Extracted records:
------------------------------

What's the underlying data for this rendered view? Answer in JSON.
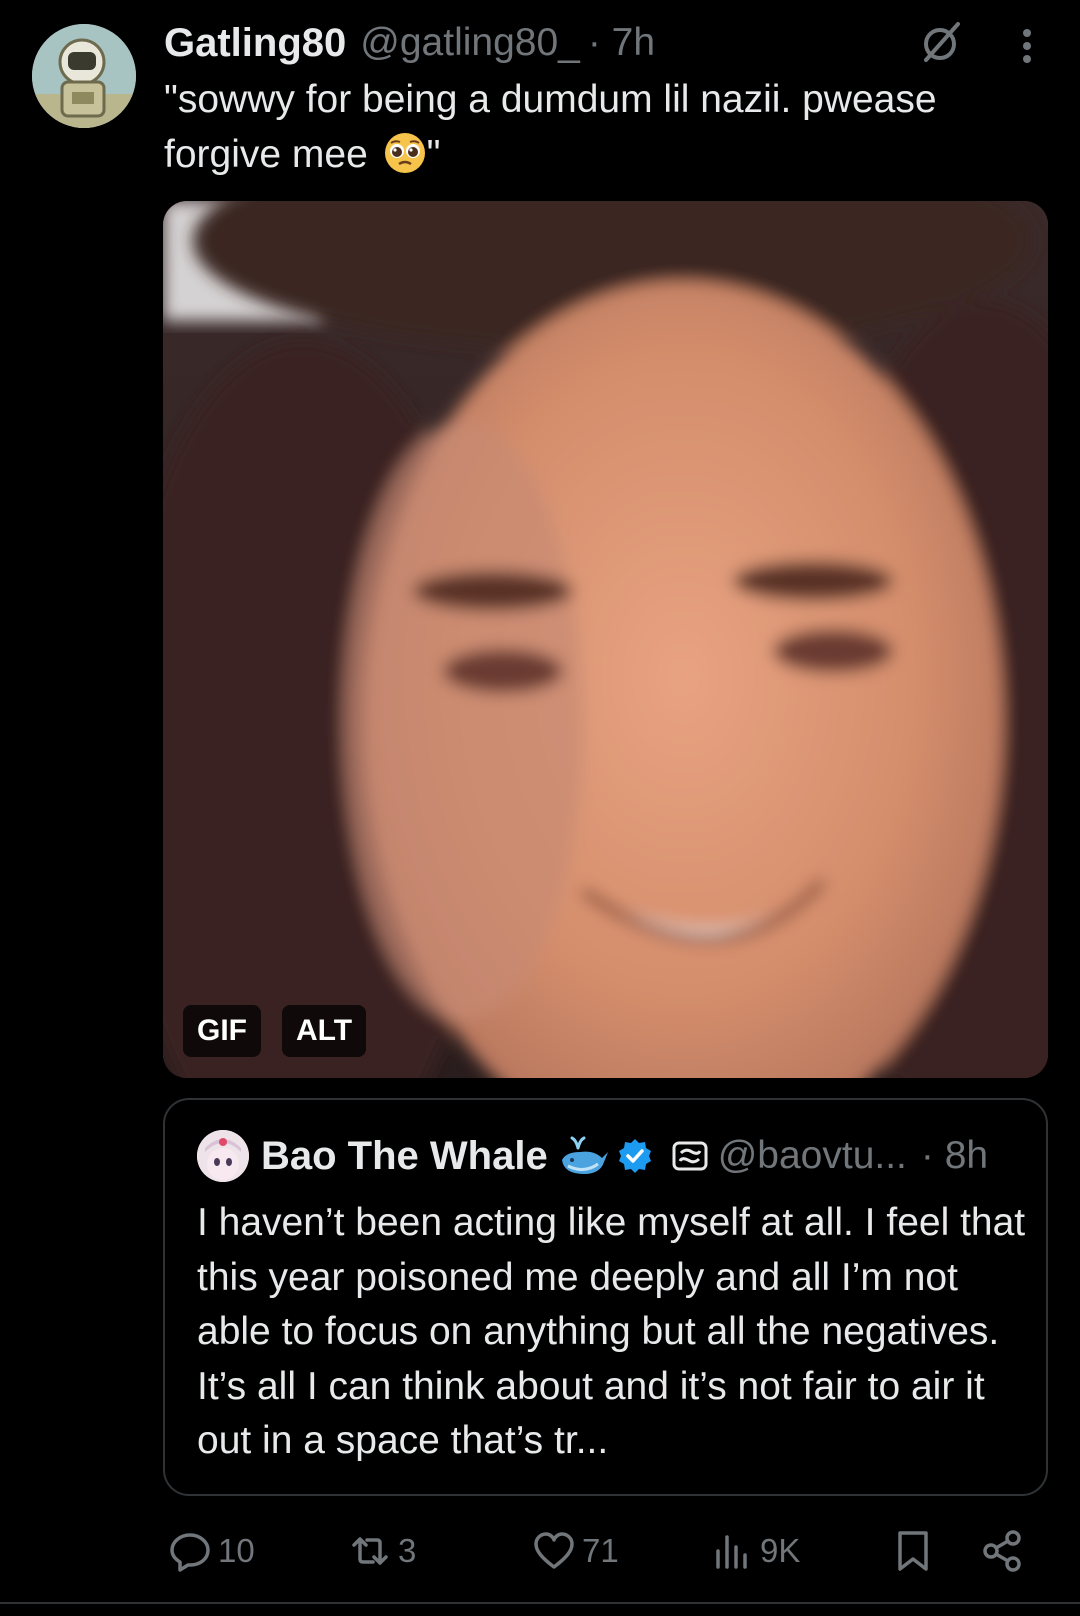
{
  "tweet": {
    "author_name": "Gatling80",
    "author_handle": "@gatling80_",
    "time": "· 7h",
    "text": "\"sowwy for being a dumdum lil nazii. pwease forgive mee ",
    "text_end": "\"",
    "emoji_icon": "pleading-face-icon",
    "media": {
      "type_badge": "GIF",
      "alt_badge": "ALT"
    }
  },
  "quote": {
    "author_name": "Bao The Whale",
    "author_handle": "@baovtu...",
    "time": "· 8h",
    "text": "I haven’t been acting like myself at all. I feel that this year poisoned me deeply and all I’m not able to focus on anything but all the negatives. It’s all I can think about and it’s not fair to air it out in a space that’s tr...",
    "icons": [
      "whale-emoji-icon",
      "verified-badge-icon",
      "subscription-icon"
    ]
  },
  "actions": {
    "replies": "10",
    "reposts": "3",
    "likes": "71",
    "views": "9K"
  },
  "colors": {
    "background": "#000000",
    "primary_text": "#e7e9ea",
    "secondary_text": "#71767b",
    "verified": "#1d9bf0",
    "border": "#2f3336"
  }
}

------------------------------

Requirements :: Reproduce every entry word for word, but skip any pictures.

Finished exercise ::
What's the underlying data for this rendered view? Answer in JSON.
{
  "tweet": {
    "author_name": "Gatling80",
    "author_handle": "@gatling80_",
    "time": "· 7h",
    "text": "\"sowwy for being a dumdum lil nazii. pwease forgive mee ",
    "text_end": "\"",
    "emoji_icon": "pleading-face-icon",
    "media": {
      "type_badge": "GIF",
      "alt_badge": "ALT"
    }
  },
  "quote": {
    "author_name": "Bao The Whale",
    "author_handle": "@baovtu...",
    "time": "· 8h",
    "text": "I haven’t been acting like myself at all. I feel that this year poisoned me deeply and all I’m not able to focus on anything but all the negatives. It’s all I can think about and it’s not fair to air it out in a space that’s tr...",
    "icons": [
      "whale-emoji-icon",
      "verified-badge-icon",
      "subscription-icon"
    ]
  },
  "actions": {
    "replies": "10",
    "reposts": "3",
    "likes": "71",
    "views": "9K"
  },
  "colors": {
    "background": "#000000",
    "primary_text": "#e7e9ea",
    "secondary_text": "#71767b",
    "verified": "#1d9bf0",
    "border": "#2f3336"
  }
}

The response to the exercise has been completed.